WHAT IS ASKED: Copy out all lines in the data below containing the string "самоуправления".

(Data records)
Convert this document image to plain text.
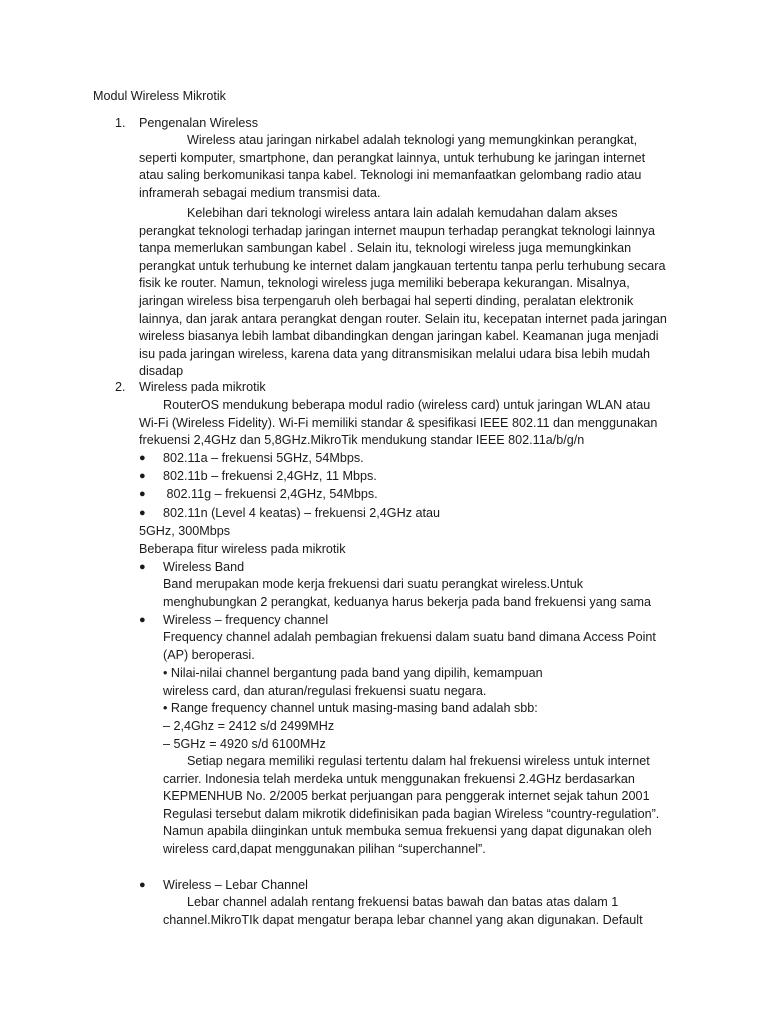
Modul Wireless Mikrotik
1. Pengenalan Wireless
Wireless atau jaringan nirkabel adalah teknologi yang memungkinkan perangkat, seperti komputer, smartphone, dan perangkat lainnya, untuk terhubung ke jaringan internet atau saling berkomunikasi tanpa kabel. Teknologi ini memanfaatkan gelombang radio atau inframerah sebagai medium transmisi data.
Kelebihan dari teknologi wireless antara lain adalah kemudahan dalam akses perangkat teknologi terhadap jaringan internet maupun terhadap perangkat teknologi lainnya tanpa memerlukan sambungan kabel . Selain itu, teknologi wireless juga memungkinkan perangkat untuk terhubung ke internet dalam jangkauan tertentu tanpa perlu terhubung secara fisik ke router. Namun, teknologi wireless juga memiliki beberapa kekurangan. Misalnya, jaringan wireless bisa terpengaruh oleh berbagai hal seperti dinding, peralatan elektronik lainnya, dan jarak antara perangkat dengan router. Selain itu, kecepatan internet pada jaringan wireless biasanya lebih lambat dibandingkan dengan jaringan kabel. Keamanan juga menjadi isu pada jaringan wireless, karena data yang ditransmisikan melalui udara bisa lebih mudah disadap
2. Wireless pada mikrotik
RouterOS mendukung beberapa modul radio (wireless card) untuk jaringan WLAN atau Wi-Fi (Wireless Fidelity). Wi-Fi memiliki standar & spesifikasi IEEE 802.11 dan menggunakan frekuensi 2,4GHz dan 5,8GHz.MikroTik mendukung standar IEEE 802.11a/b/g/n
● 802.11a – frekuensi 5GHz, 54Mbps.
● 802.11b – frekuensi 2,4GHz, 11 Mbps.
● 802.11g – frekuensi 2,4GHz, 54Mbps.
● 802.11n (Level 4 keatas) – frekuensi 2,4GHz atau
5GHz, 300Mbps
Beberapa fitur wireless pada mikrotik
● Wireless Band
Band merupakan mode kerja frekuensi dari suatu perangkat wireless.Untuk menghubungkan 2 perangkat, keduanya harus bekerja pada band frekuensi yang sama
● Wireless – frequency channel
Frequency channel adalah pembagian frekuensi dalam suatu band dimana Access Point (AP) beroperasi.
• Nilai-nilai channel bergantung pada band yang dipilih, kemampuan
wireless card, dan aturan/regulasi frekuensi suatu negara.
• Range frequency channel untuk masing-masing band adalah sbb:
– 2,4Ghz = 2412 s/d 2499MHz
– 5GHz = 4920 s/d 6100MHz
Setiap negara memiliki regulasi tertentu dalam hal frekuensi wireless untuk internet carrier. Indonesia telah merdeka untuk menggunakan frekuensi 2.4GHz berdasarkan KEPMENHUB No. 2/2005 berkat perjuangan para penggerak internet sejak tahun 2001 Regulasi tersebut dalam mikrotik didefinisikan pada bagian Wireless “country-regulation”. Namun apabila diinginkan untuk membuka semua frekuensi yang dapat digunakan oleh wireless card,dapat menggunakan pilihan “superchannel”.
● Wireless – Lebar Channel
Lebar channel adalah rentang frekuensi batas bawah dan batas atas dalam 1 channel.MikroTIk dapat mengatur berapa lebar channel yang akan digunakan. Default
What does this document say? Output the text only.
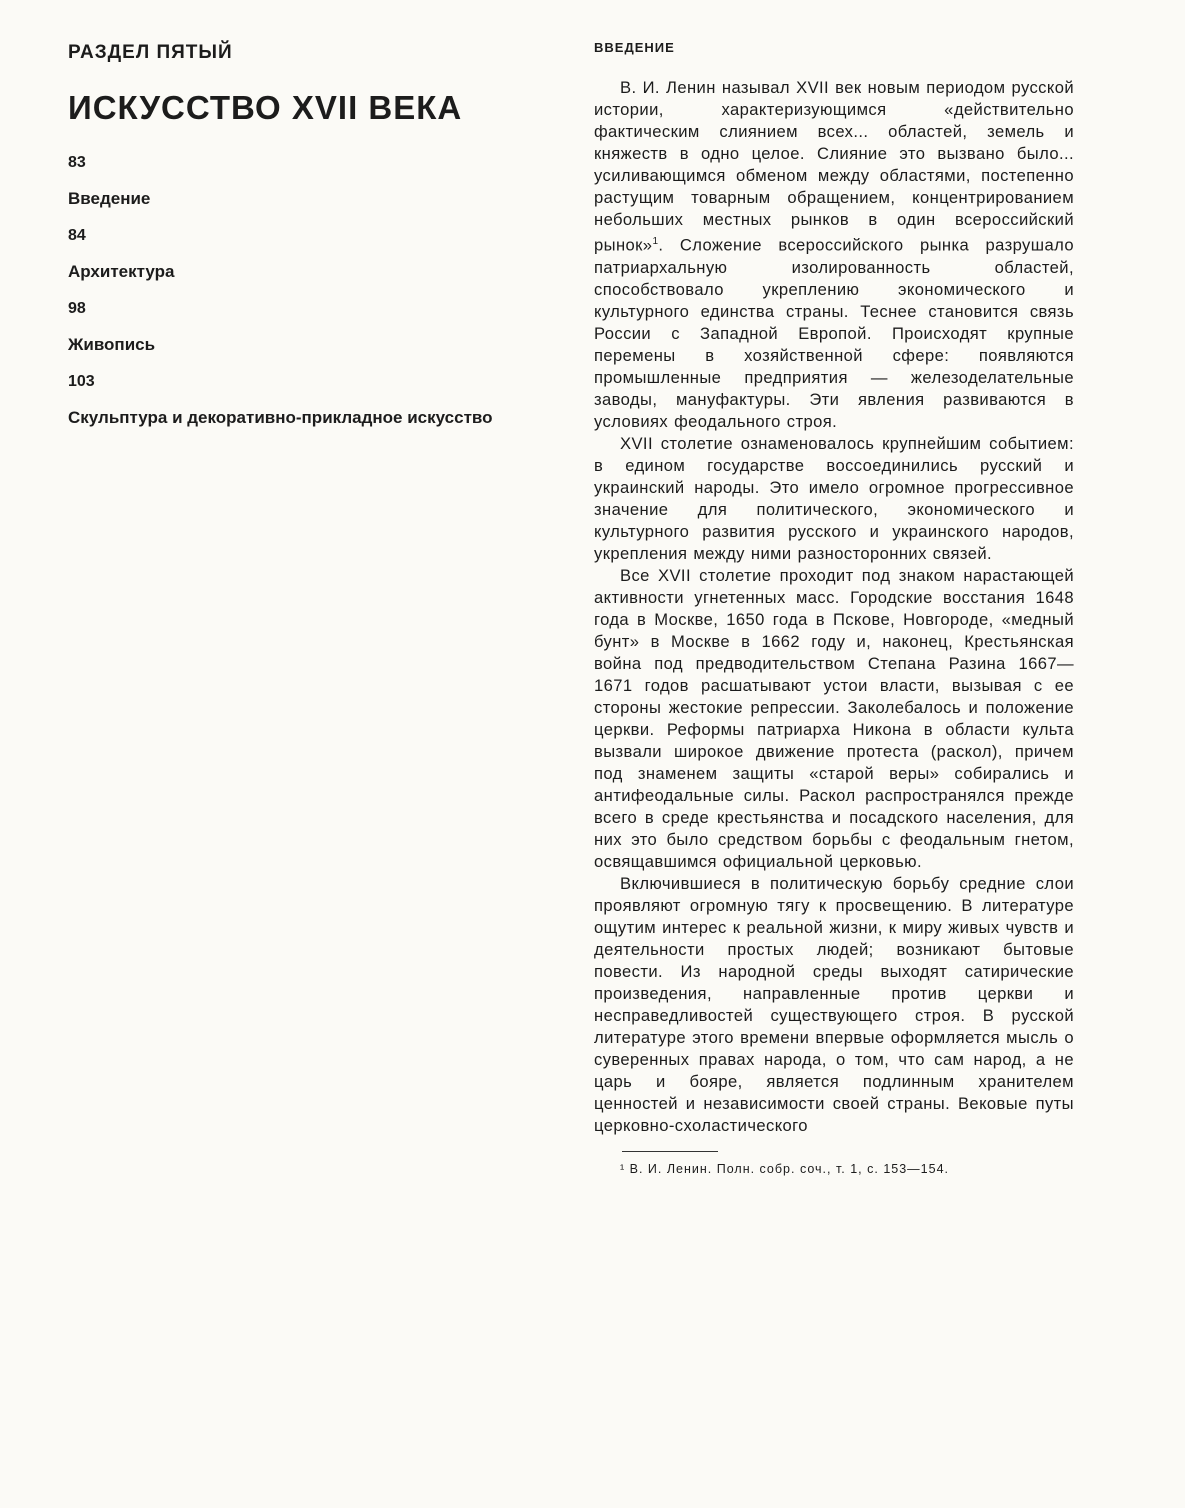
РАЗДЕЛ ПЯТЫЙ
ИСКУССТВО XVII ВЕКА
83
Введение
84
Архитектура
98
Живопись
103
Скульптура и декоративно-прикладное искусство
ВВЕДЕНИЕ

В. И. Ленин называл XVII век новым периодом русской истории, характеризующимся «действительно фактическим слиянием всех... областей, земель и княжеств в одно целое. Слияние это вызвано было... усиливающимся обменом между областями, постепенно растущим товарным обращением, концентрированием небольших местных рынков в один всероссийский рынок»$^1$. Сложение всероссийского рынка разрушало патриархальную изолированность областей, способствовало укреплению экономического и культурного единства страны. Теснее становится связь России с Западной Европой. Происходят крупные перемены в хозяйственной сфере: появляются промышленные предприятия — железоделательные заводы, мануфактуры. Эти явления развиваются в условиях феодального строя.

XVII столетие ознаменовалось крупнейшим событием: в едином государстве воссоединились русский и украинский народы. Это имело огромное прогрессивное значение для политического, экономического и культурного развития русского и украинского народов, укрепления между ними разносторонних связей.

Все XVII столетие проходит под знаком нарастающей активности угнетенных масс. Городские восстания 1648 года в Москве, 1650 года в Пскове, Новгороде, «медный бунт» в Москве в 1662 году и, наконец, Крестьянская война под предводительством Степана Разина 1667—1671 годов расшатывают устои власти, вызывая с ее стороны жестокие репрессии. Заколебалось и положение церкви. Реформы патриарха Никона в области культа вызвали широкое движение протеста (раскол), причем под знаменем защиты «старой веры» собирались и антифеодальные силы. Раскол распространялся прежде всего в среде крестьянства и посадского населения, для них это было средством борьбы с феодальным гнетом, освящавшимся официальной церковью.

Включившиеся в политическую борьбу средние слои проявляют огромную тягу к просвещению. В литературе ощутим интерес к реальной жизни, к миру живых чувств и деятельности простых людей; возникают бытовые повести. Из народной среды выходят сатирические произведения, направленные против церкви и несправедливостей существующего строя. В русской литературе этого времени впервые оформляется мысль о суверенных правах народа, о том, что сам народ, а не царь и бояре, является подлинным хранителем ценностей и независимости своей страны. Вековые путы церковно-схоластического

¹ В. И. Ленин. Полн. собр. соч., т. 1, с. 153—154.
--
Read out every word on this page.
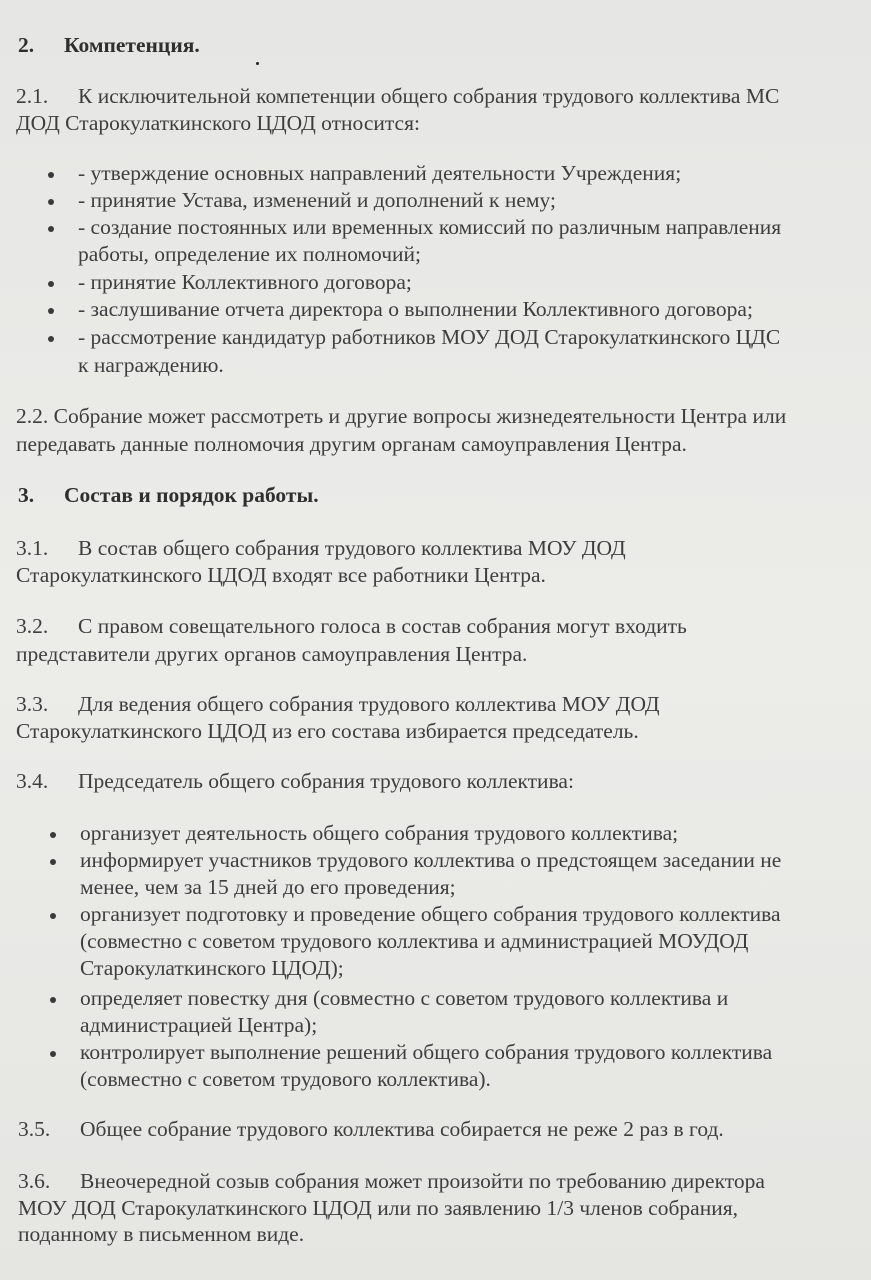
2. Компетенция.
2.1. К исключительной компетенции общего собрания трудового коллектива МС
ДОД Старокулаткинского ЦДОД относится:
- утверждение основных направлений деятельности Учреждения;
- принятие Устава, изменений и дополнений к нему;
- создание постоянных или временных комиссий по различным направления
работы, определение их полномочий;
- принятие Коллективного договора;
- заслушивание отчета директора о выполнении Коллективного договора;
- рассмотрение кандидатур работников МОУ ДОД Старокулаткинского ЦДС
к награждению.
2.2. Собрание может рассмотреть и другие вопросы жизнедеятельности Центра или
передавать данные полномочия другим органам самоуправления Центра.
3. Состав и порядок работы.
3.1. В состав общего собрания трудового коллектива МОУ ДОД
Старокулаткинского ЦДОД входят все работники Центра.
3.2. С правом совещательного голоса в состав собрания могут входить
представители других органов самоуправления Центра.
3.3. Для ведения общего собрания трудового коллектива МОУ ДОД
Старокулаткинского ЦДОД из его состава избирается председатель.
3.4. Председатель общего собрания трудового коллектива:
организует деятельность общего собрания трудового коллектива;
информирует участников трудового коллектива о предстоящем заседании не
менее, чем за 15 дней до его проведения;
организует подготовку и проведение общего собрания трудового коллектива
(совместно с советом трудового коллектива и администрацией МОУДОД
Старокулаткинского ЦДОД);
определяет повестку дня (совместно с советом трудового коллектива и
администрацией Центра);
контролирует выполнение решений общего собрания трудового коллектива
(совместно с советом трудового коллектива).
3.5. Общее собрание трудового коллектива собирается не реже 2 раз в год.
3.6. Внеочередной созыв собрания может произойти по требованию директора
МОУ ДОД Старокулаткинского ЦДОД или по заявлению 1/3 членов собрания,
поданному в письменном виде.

THE COMPLETED TASK:
передавать данные полномочия другим органам самоуправления Центра.
представители других органов самоуправления Центра.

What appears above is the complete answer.